━━ Working data ━━

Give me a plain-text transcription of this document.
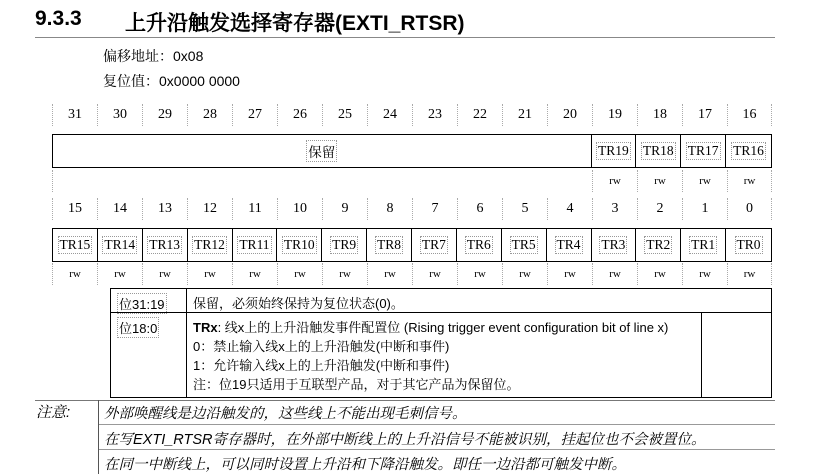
9.3.3 上升沿触发选择寄存器(EXTI_RTSR)
偏移地址：0x08
复位值：0x0000 0000
31	30	29	28	27	26	25	24	23	22	21	20	19	18	17	16
保留	TR19 TR18 TR17 TR16
rw	rw	rw	rw
15	14	13	12	11	10	9	8	7	6	5	4	3	2	1	0
TR15 TR14 TR13 TR12 TR11 TR10 TR9 TR8 TR7 TR6 TR5 TR4 TR3 TR2 TR1 TR0
rw	rw	rw	rw	rw	rw	rw	rw	rw	rw	rw	rw	rw	rw	rw	rw
位31:19 保留，必须始终保持为复位状态(0)。
位18:0	TRx: 线x上的上升沿触发事件配置位 (Rising trigger event configuration bit of line x)
0：禁止输入线x上的上升沿触发(中断和事件)
1：允许输入线x上的上升沿触发(中断和事件)
注：位19只适用于互联型产品，对于其它产品为保留位。
注意: 外部唤醒线是边沿触发的，这些线上不能出现毛刺信号。
在写EXTI_RTSR寄存器时，在外部中断线上的上升沿信号不能被识别，挂起位也不会被置位。
在同一中断线上，可以同时设置上升沿和下降沿触发。即任一边沿都可触发中断。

━━━

• **Work to be completed**: Write out every record above exactly as it stands, but leave out the pictures.

• **Exercise response**:
Give me a plain-text transcription of this document.
9.3.3 上升沿触发选择寄存器(EXTI_RTSR)
偏移地址：0x08
复位值：0x0000 0000
31	30	29	28	27	26	25	24	23	22	21	20	19	18	17	16
保留	TR19 TR18 TR17 TR16
rw	rw	rw	rw
15	14	13	12	11	10	9	8	7	6	5	4	3	2	1	0
TR15 TR14 TR13 TR12 TR11 TR10 TR9 TR8 TR7 TR6 TR5 TR4 TR3 TR2 TR1 TR0
rw	rw	rw	rw	rw	rw	rw	rw	rw	rw	rw	rw	rw	rw	rw	rw
位31:19 保留，必须始终保持为复位状态(0)。
位18:0	TRx: 线x上的上升沿触发事件配置位 (Rising trigger event configuration bit of line x)
0：禁止输入线x上的上升沿触发(中断和事件)
1：允许输入线x上的上升沿触发(中断和事件)
注：位19只适用于互联型产品，对于其它产品为保留位。
注意: 外部唤醒线是边沿触发的，这些线上不能出现毛刺信号。
在写EXTI_RTSR寄存器时，在外部中断线上的上升沿信号不能被识别，挂起位也不会被置位。
在同一中断线上，可以同时设置上升沿和下降沿触发。即任一边沿都可触发中断。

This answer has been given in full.